┌─ Records to process
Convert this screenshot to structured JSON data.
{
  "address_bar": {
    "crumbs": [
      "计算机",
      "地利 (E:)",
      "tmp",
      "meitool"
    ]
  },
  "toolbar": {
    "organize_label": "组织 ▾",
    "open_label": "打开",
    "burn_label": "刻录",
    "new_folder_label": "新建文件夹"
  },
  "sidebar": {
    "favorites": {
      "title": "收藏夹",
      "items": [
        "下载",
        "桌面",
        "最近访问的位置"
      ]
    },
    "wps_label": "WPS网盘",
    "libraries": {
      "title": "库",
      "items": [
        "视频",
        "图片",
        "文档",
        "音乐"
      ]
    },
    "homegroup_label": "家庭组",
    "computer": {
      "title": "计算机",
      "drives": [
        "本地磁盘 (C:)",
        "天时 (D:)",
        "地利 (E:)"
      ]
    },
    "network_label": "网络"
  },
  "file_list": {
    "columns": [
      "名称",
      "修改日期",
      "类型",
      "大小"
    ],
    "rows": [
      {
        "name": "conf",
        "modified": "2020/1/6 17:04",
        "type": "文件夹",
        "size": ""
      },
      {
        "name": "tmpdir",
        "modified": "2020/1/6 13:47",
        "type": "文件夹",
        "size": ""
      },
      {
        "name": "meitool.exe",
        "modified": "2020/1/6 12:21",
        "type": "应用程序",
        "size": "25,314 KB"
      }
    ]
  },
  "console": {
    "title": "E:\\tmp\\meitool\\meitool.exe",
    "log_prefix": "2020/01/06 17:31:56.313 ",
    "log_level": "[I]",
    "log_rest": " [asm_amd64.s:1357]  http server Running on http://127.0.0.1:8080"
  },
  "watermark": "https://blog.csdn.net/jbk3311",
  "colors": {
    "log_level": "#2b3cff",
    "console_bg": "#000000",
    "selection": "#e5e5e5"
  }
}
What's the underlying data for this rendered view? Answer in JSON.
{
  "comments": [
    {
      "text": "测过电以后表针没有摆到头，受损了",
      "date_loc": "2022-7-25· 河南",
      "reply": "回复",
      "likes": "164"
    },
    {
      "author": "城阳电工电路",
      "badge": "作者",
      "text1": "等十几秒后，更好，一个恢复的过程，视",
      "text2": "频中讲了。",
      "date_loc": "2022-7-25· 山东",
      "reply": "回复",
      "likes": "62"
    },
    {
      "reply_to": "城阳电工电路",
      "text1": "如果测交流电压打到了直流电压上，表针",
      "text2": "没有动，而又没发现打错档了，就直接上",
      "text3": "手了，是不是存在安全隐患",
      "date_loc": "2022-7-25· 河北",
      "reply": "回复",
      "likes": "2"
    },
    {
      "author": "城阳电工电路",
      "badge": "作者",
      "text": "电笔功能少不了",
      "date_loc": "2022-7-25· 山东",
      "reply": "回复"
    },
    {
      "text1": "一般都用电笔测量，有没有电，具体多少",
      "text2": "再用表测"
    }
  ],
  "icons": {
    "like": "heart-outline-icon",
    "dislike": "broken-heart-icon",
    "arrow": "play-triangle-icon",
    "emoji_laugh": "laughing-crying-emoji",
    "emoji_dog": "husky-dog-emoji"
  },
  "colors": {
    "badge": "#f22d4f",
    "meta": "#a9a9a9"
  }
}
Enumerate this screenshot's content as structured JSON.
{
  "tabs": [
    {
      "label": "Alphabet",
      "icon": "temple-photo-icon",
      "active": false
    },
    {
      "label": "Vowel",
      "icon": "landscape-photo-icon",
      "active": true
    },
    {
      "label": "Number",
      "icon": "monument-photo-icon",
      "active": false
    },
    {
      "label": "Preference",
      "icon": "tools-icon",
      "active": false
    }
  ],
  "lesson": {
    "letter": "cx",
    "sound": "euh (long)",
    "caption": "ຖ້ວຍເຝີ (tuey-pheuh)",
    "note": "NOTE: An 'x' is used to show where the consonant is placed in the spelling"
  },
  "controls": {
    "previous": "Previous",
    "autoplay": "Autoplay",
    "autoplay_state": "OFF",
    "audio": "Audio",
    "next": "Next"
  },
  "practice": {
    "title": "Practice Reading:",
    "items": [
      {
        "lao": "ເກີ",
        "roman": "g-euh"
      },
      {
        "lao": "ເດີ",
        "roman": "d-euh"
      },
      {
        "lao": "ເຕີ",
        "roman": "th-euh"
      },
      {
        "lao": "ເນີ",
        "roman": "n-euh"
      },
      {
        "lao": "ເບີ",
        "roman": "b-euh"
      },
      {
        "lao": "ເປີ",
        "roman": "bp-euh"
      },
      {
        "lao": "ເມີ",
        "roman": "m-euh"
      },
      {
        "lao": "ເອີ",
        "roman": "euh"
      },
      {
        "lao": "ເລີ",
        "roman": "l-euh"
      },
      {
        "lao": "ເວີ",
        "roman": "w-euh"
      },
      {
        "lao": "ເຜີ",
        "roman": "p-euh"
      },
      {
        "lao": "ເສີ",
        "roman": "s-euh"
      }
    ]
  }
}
└─
Copy out every line of the material above that mentions the word "this".

-- Exercise response --
Convert this screenshot to structured JSON data.
What's the underlying data for this rendered view? Answer in JSON.
Enumerate this screenshot's content as structured JSON.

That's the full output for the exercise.